## Work to complete
Write out the material exactly. Do not include the pictures.

## Data in this exercise

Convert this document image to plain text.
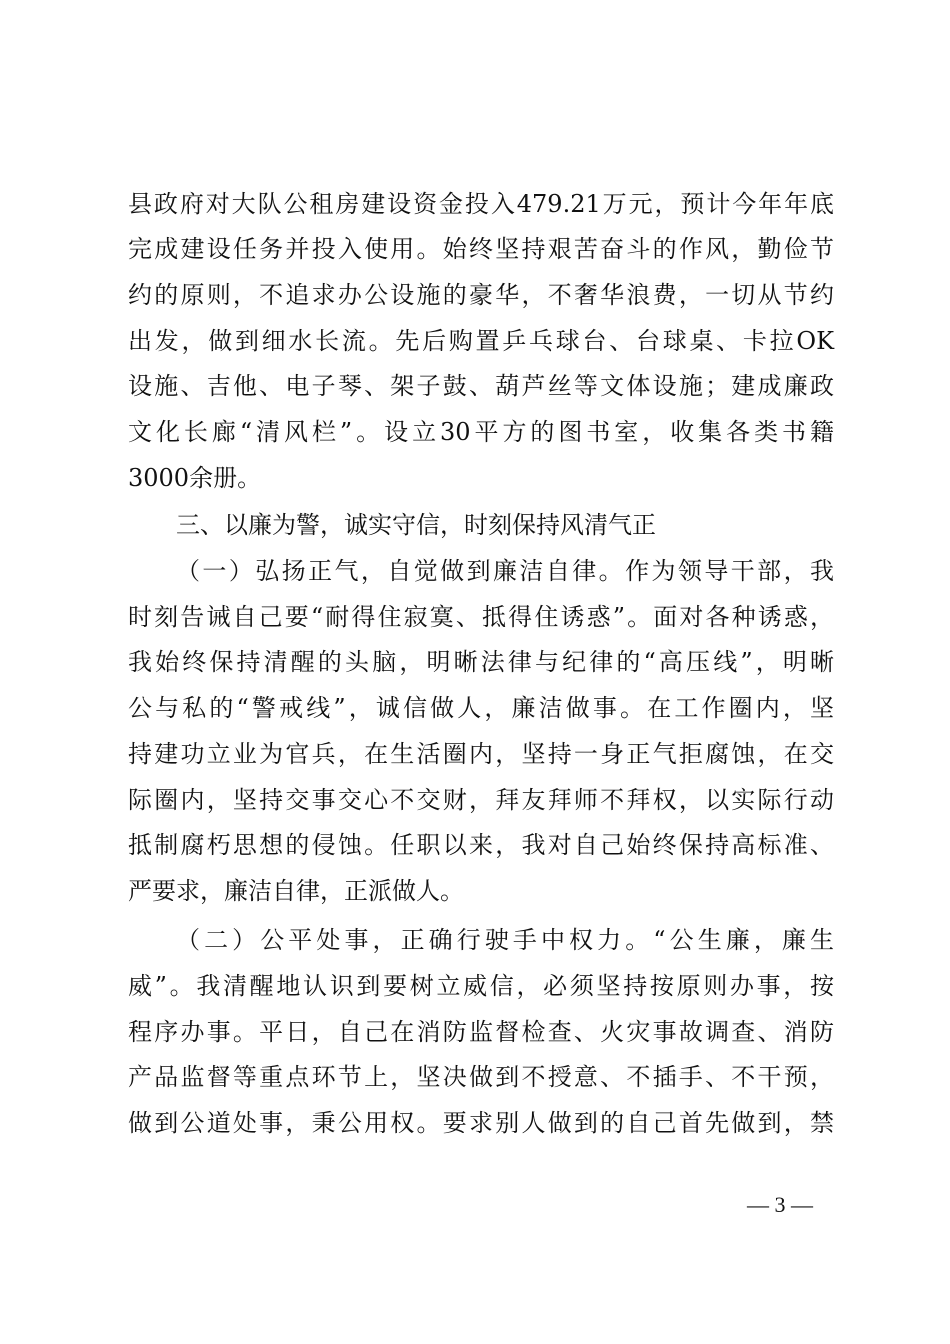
县政府对大队公租房建设资金投入479.21万元，预计今年年底
完成建设任务并投入使用。始终坚持艰苦奋斗的作风，勤俭节
约的原则，不追求办公设施的豪华，不奢华浪费，一切从节约
出发，做到细水长流。先后购置乒乓球台、台球桌、卡拉OK
设施、吉他、电子琴、架子鼓、葫芦丝等文体设施；建成廉政
文化长廊“清风栏”。设立30平方的图书室，收集各类书籍
3000余册。
三、以廉为警，诚实守信，时刻保持风清气正
（一）弘扬正气，自觉做到廉洁自律。作为领导干部，我
时刻告诫自己要“耐得住寂寞、抵得住诱惑”。面对各种诱惑，
我始终保持清醒的头脑，明晰法律与纪律的“高压线”，明晰
公与私的“警戒线”，诚信做人，廉洁做事。在工作圈内，坚
持建功立业为官兵，在生活圈内，坚持一身正气拒腐蚀，在交
际圈内，坚持交事交心不交财，拜友拜师不拜权，以实际行动
抵制腐朽思想的侵蚀。任职以来，我对自己始终保持高标准、
严要求，廉洁自律，正派做人。
（二）公平处事，正确行驶手中权力。“公生廉，廉生
威”。我清醒地认识到要树立威信，必须坚持按原则办事，按
程序办事。平日，自己在消防监督检查、火灾事故调查、消防
产品监督等重点环节上，坚决做到不授意、不插手、不干预，
做到公道处事，秉公用权。要求别人做到的自己首先做到，禁
— 3 —
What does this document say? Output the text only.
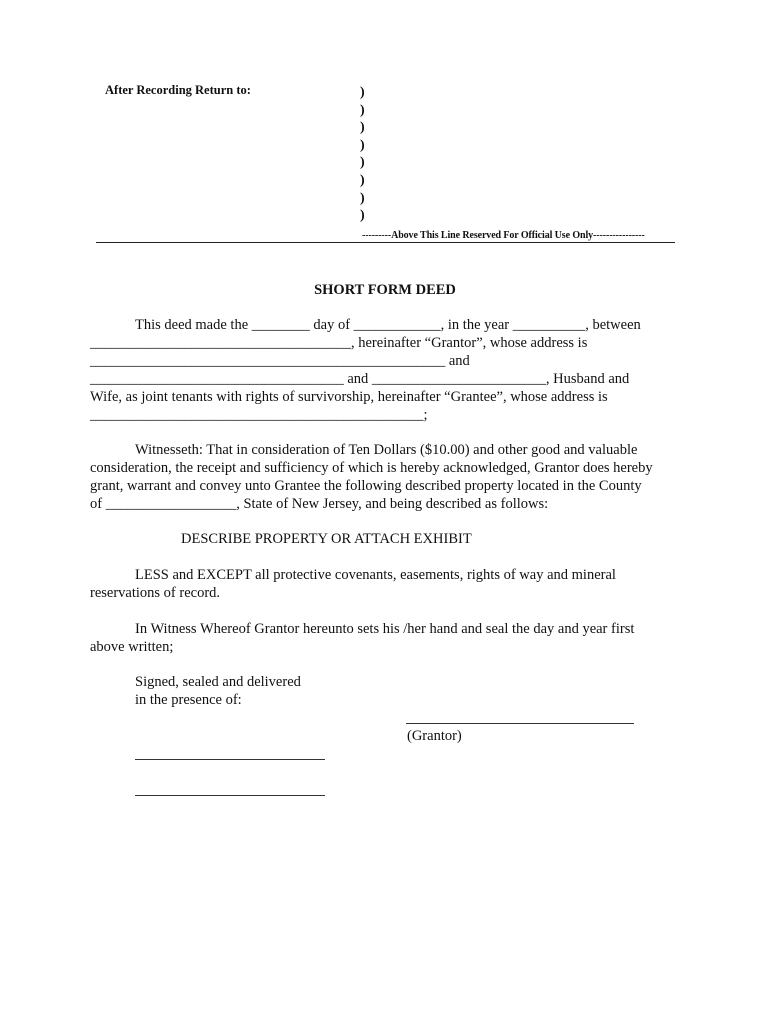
After Recording Return to:	)
)
)
)
)
)
)
)
---------Above This Line Reserved For Official Use Only----------------
SHORT FORM DEED
This deed made the ________ day of ____________, in the year __________, between
____________________________________, hereinafter “Grantor”, whose address is
_________________________________________________ and
___________________________________ and ________________________, Husband and
Wife, as joint tenants with rights of survivorship, hereinafter “Grantee”, whose address is
______________________________________________;
Witnesseth: That in consideration of Ten Dollars ($10.00) and other good and valuable
consideration, the receipt and sufficiency of which is hereby acknowledged, Grantor does hereby
grant, warrant and convey unto Grantee the following described property located in the County
of __________________, State of New Jersey, and being described as follows:
DESCRIBE PROPERTY OR ATTACH EXHIBIT
LESS and EXCEPT all protective covenants, easements, rights of way and mineral
reservations of record.
In Witness Whereof Grantor hereunto sets his /her hand and seal the day and year first
above written;
Signed, sealed and delivered
in the presence of:
(Grantor)
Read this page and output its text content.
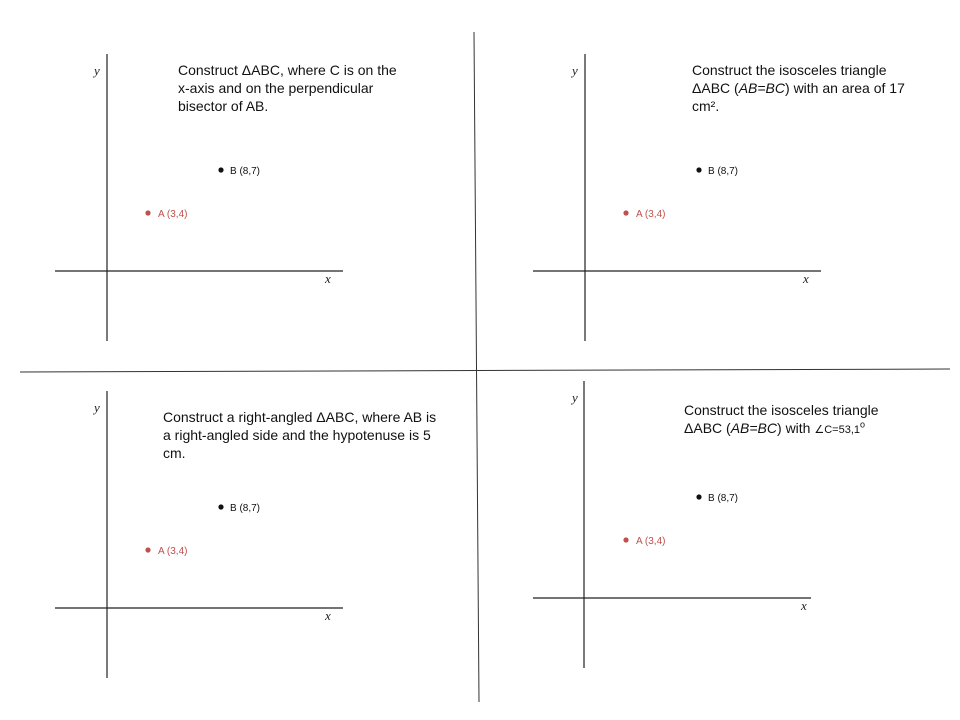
y
x
A (3,4)
B (8,7)
Construct ΔABC, where C is on the
x-axis and on the perpendicular
bisector of AB.
y
x
A (3,4)
B (8,7)
Construct the isosceles triangle
ΔABC (AB=BC) with an area of 17
cm².
y
x
A (3,4)
B (8,7)
Construct a right-angled ΔABC, where AB is
a right-angled side and the hypotenuse is 5
cm.
y
x
A (3,4)
B (8,7)
Construct the isosceles triangle
ΔABC (AB=BC) with $\angle C=53,1^o$
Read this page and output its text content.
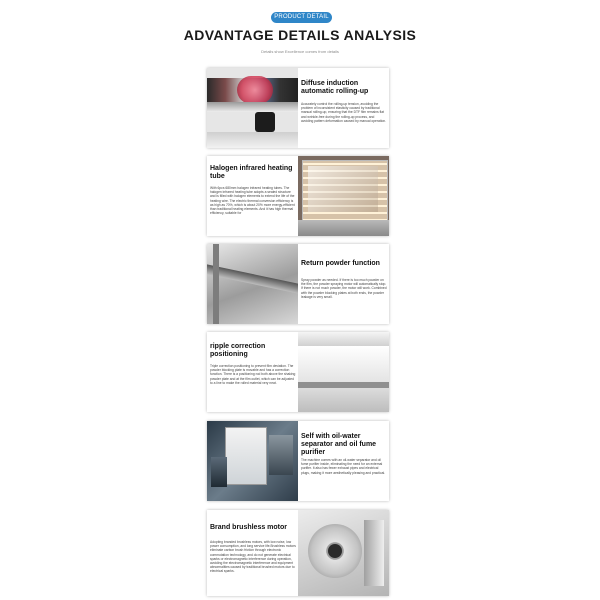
PRODUCT DETAIL
ADVANTAGE DETAILS ANALYSIS
Details show Excellence comes from details
Diffuse induction automatic rolling-up
Accurately control the rolling-up tension, avoiding the problem of inconsistent elasticity caused by traditional manual rolling-up, ensuring that the DTF film remains flat and wrinkle-free during the rolling-up process, and avoiding pattern deformation caused by manual operation.
Halogen infrared heating tube
With 6pcs 680mm halogen infrared heating tubes. The halogen infrared heating tube adopts a sealed structure and is filled with halogen elements to extend the life of the heating wire. The electric thermal conversion efficiency is as high as 70%, which is about 20% more energy-efficient than traditional heating elements. And it has high thermal efficiency, suitable for
Return powder function
Spray powder as needed. If there is too much powder on the film, the powder spraying motor will automatically stop. If there is not much powder, the motor will work. Combined with the powder blocking plates at both ends, the powder leakage is very small.
ripple correction positioning
Triple correction positioning to prevent film deviation. The powder blocking plate is movable and has a correction function. There is a positioning rod both above the shaking powder plate and at the film outlet, which can be adjusted to a line to make the rolled material very neat.
Self with oil-water separator and oil fume purifier
The machine comes with an oil-water separator and oil fume purifier inside, eliminating the need for an external purifier. It also has fewer exhaust pipes and electrical plugs, making it more aesthetically pleasing and practical.
Brand brushless motor
Adopting branded brushless motors, with low noise, low power consumption, and long service life.Brushless motors eliminate carbon brush friction through electronic commutation technology, and do not generate electrical sparks or electromagnetic interference during operation, avoiding the electromagnetic interference and equipment abnormalities caused by traditional brushed motors due to electrical sparks.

## Solution for this exercise
Convert this document image to plain text.
县政府对大队公租房建设资金投入479.21万元，预计今年年底
完成建设任务并投入使用。始终坚持艰苦奋斗的作风，勤俭节
约的原则，不追求办公设施的豪华，不奢华浪费，一切从节约
出发，做到细水长流。先后购置乒乓球台、台球桌、卡拉OK
设施、吉他、电子琴、架子鼓、葫芦丝等文体设施；建成廉政
文化长廊“清风栏”。设立30平方的图书室，收集各类书籍
3000余册。
三、以廉为警，诚实守信，时刻保持风清气正
（一）弘扬正气，自觉做到廉洁自律。作为领导干部，我
时刻告诫自己要“耐得住寂寞、抵得住诱惑”。面对各种诱惑，
我始终保持清醒的头脑，明晰法律与纪律的“高压线”，明晰
公与私的“警戒线”，诚信做人，廉洁做事。在工作圈内，坚
持建功立业为官兵，在生活圈内，坚持一身正气拒腐蚀，在交
际圈内，坚持交事交心不交财，拜友拜师不拜权，以实际行动
抵制腐朽思想的侵蚀。任职以来，我对自己始终保持高标准、
严要求，廉洁自律，正派做人。
（二）公平处事，正确行驶手中权力。“公生廉，廉生
威”。我清醒地认识到要树立威信，必须坚持按原则办事，按
程序办事。平日，自己在消防监督检查、火灾事故调查、消防
产品监督等重点环节上，坚决做到不授意、不插手、不干预，
做到公道处事，秉公用权。要求别人做到的自己首先做到，禁
— 3 —
What does this document say? Output the text only.
After Recording Return to:	)
)
)
)
)
)
)
)
---------Above This Line Reserved For Official Use Only----------------
SHORT FORM DEED
This deed made the ________ day of ____________, in the year __________, between
____________________________________, hereinafter “Grantor”, whose address is
_________________________________________________ and
___________________________________ and ________________________, Husband and
Wife, as joint tenants with rights of survivorship, hereinafter “Grantee”, whose address is
______________________________________________;
Witnesseth: That in consideration of Ten Dollars ($10.00) and other good and valuable
consideration, the receipt and sufficiency of which is hereby acknowledged, Grantor does hereby
grant, warrant and convey unto Grantee the following described property located in the County
of __________________, State of New Jersey, and being described as follows:
DESCRIBE PROPERTY OR ATTACH EXHIBIT
LESS and EXCEPT all protective covenants, easements, rights of way and mineral
reservations of record.
In Witness Whereof Grantor hereunto sets his /her hand and seal the day and year first
above written;
Signed, sealed and delivered
in the presence of:
(Grantor)
Read this page and output its text content.
y
x
A (3,4)
B (8,7)
Construct ΔABC, where C is on the
x-axis and on the perpendicular
bisector of AB.
y
x
A (3,4)
B (8,7)
Construct the isosceles triangle
ΔABC (AB=BC) with an area of 17
cm².
y
x
A (3,4)
B (8,7)
Construct a right-angled ΔABC, where AB is
a right-angled side and the hypotenuse is 5
cm.
y
x
A (3,4)
B (8,7)
Construct the isosceles triangle
ΔABC (AB=BC) with $\angle C=53,1^o$
Read this page and output its text content.
PRODUCT DETAIL
ADVANTAGE DETAILS ANALYSIS
Details show Excellence comes from details
Diffuse induction automatic rolling-up
Accurately control the rolling-up tension, avoiding the problem of inconsistent elasticity caused by traditional manual rolling-up, ensuring that the DTF film remains flat and wrinkle-free during the rolling-up process, and avoiding pattern deformation caused by manual operation.
Halogen infrared heating tube
With 6pcs 680mm halogen infrared heating tubes. The halogen infrared heating tube adopts a sealed structure and is filled with halogen elements to extend the life of the heating wire. The electric thermal conversion efficiency is as high as 70%, which is about 20% more energy-efficient than traditional heating elements. And it has high thermal efficiency, suitable for
Return powder function
Spray powder as needed. If there is too much powder on the film, the powder spraying motor will automatically stop. If there is not much powder, the motor will work. Combined with the powder blocking plates at both ends, the powder leakage is very small.
ripple correction positioning
Triple correction positioning to prevent film deviation. The powder blocking plate is movable and has a correction function. There is a positioning rod both above the shaking powder plate and at the film outlet, which can be adjusted to a line to make the rolled material very neat.
Self with oil-water separator and oil fume purifier
The machine comes with an oil-water separator and oil fume purifier inside, eliminating the need for an external purifier. It also has fewer exhaust pipes and electrical plugs, making it more aesthetically pleasing and practical.
Brand brushless motor
Adopting branded brushless motors, with low noise, low power consumption, and long service life.Brushless motors eliminate carbon brush friction through electronic commutation technology, and do not generate electrical sparks or electromagnetic interference during operation, avoiding the electromagnetic interference and equipment abnormalities caused by traditional brushed motors due to electrical sparks.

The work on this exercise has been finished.